(Dataset records)
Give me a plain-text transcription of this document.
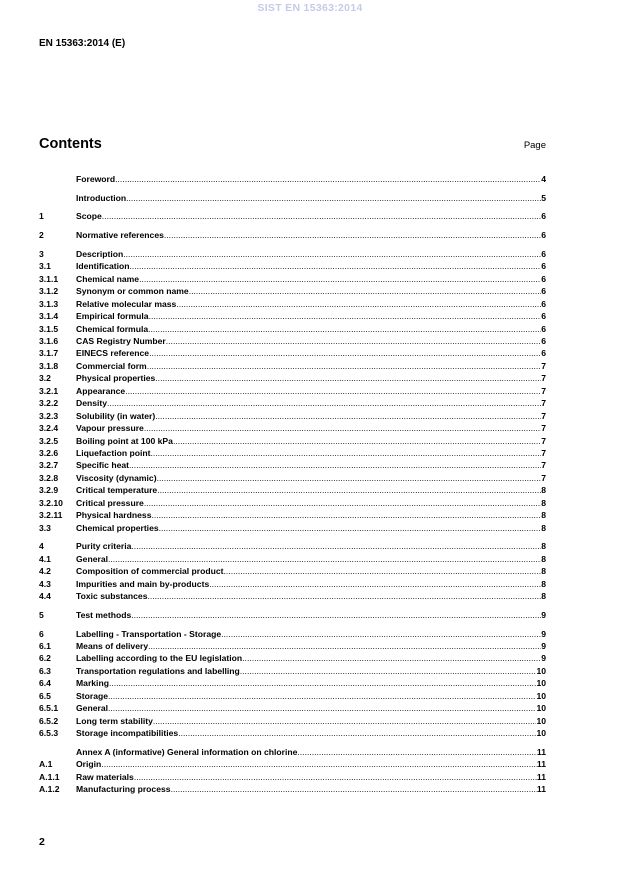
SIST EN 15363:2014
EN 15363:2014 (E)
Contents	Page
Foreword .....	4
Introduction .....	5
1	Scope .....	6
2	Normative references .....	6
3	Description .....	6
3.1	Identification .....	6
3.1.1	Chemical name .....	6
3.1.2	Synonym or common name .....	6
3.1.3	Relative molecular mass .....	6
3.1.4	Empirical formula .....	6
3.1.5	Chemical formula .....	6
3.1.6	CAS Registry Number .....	6
3.1.7	EINECS reference .....	6
3.1.8	Commercial form .....	7
3.2	Physical properties .....	7
3.2.1	Appearance .....	7
3.2.2	Density .....	7
3.2.3	Solubility (in water) .....	7
3.2.4	Vapour pressure .....	7
3.2.5	Boiling point at 100 kPa .....	7
3.2.6	Liquefaction point .....	7
3.2.7	Specific heat .....	7
3.2.8	Viscosity (dynamic) .....	7
3.2.9	Critical temperature .....	8
3.2.10	Critical pressure .....	8
3.2.11	Physical hardness .....	8
3.3	Chemical properties .....	8
4	Purity criteria .....	8
4.1	General .....	8
4.2	Composition of commercial product .....	8
4.3	Impurities and main by-products .....	8
4.4	Toxic substances .....	8
5	Test methods .....	9
6	Labelling - Transportation - Storage .....	9
6.1	Means of delivery .....	9
6.2	Labelling according to the EU legislation .....	9
6.3	Transportation regulations and labelling .....	10
6.4	Marking .....	10
6.5	Storage .....	10
6.5.1	General .....	10
6.5.2	Long term stability .....	10
6.5.3	Storage incompatibilities .....	10
Annex A (informative) General information on chlorine .....	11
A.1	Origin .....	11
A.1.1	Raw materials .....	11
A.1.2	Manufacturing process .....	11
2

### To do
How many of these lines contain "Transportation"? Write only the number.

### Written answer
2